[Records about charts and figures]
-- -- --

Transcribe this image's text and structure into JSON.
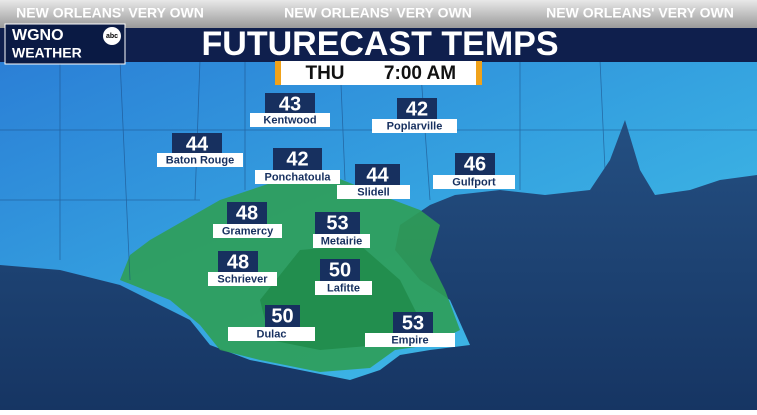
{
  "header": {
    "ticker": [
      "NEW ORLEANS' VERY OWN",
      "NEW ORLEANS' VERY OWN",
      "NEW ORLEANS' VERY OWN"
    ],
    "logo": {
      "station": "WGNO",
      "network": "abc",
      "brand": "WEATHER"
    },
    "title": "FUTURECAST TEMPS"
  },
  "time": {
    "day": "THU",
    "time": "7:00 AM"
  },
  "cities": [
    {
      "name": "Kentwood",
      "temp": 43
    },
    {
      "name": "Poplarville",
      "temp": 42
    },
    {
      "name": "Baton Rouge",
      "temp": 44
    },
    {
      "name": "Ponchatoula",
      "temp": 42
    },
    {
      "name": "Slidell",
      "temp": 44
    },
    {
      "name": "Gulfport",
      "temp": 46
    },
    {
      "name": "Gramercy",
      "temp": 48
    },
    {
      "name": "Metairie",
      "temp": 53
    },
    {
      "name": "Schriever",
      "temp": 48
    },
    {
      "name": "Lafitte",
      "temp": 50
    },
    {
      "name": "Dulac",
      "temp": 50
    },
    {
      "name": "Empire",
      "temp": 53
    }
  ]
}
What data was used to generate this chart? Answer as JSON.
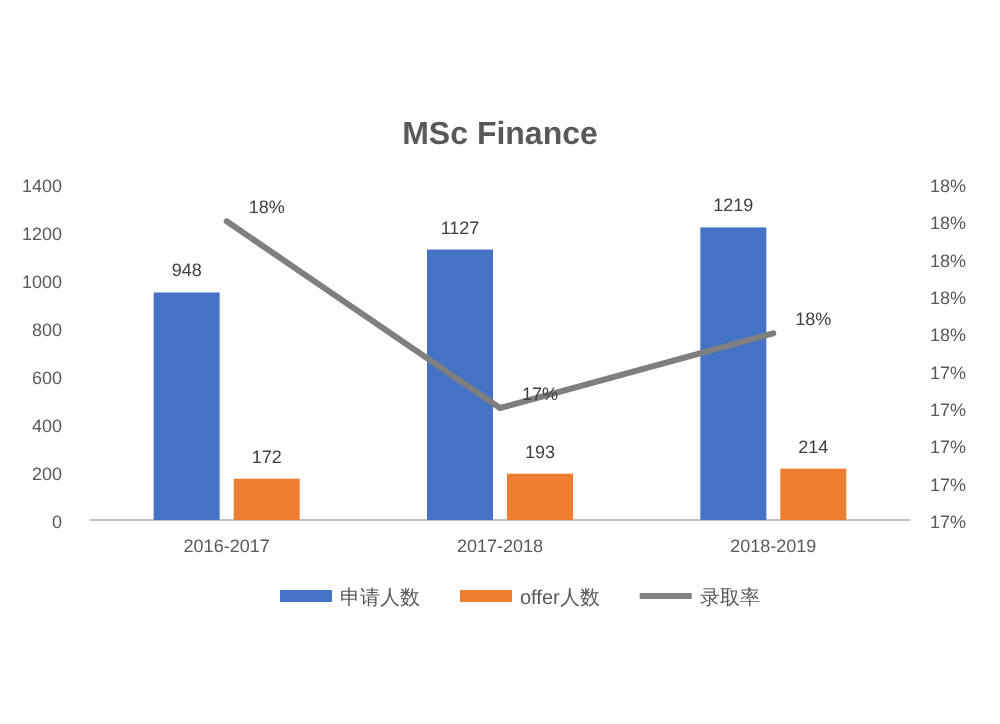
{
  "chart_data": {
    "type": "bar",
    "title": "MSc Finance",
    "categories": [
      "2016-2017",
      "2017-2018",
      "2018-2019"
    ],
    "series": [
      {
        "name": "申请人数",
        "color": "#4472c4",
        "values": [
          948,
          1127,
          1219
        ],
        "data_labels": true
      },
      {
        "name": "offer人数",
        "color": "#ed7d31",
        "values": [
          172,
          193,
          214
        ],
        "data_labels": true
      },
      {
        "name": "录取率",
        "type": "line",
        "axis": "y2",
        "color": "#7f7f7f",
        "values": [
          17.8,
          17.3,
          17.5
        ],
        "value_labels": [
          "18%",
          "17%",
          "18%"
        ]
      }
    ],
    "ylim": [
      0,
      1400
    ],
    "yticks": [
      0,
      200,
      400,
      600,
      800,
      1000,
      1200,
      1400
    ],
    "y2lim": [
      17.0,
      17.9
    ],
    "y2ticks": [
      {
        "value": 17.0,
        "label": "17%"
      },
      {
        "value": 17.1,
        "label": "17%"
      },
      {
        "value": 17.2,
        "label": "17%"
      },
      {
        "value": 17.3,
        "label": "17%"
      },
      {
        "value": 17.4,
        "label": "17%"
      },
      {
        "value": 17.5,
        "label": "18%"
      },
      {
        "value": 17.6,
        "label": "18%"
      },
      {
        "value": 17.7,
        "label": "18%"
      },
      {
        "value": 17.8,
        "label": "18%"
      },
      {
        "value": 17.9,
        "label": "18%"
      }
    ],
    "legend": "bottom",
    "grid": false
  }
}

-- -- --

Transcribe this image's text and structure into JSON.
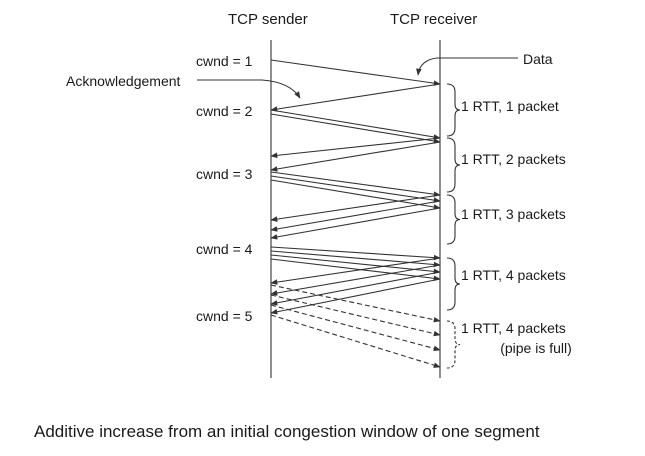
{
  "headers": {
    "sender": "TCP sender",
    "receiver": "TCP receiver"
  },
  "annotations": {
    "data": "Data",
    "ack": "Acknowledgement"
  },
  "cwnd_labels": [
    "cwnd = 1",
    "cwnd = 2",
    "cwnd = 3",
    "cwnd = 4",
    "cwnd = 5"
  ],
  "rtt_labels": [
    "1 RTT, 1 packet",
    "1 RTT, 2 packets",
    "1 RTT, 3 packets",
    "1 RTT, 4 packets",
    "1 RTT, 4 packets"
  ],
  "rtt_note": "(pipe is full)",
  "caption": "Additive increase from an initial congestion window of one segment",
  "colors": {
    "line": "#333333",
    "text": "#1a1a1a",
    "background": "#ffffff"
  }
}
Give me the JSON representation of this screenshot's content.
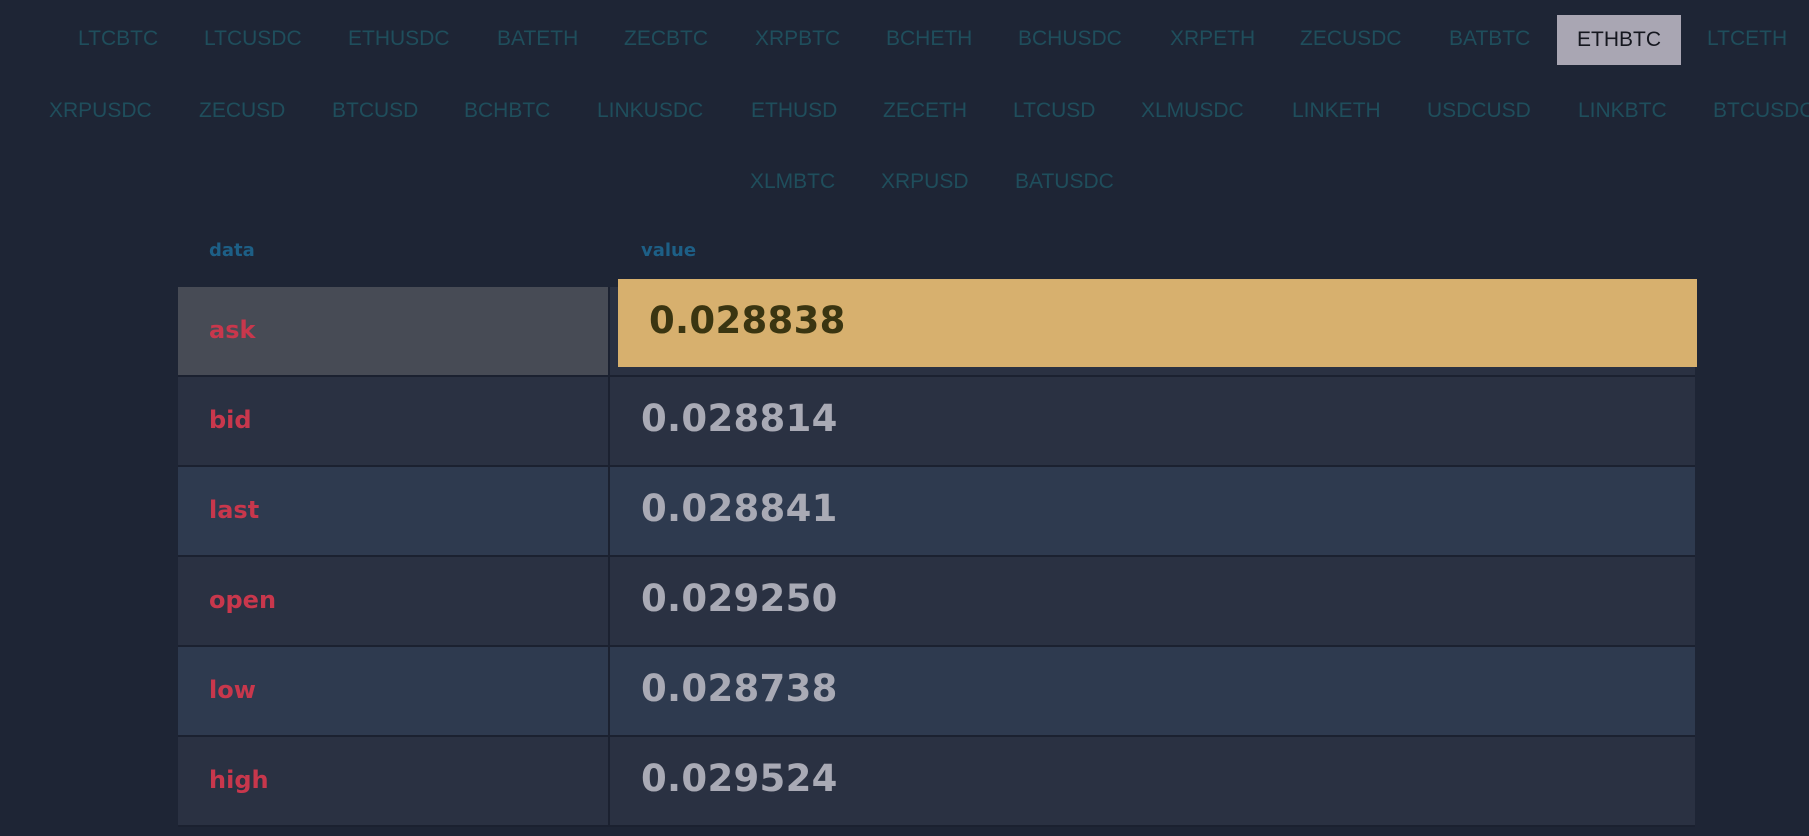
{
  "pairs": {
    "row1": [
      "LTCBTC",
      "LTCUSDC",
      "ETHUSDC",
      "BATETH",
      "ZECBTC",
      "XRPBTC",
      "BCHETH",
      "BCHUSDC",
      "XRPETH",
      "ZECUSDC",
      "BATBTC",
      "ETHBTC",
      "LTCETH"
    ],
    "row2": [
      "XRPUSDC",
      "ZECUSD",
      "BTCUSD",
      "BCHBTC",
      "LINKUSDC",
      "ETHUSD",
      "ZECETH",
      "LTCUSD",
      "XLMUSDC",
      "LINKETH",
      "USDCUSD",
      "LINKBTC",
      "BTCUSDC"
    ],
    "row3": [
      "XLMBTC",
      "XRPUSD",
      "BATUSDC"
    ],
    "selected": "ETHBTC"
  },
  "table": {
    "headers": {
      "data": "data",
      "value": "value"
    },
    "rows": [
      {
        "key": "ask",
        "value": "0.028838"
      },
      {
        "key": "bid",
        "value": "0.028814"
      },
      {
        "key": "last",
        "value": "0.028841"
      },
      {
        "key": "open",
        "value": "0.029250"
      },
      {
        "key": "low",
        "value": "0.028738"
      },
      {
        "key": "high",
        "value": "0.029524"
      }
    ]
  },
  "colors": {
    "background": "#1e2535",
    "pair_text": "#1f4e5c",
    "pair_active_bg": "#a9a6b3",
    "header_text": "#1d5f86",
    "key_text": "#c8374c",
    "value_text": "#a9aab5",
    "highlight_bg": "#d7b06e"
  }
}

-- -- --

**Goal**
Show every line above in which the word "title" occurs.

**Output**
    "title": "FUTURECAST TEMPS"
    "title": "MSc Finance",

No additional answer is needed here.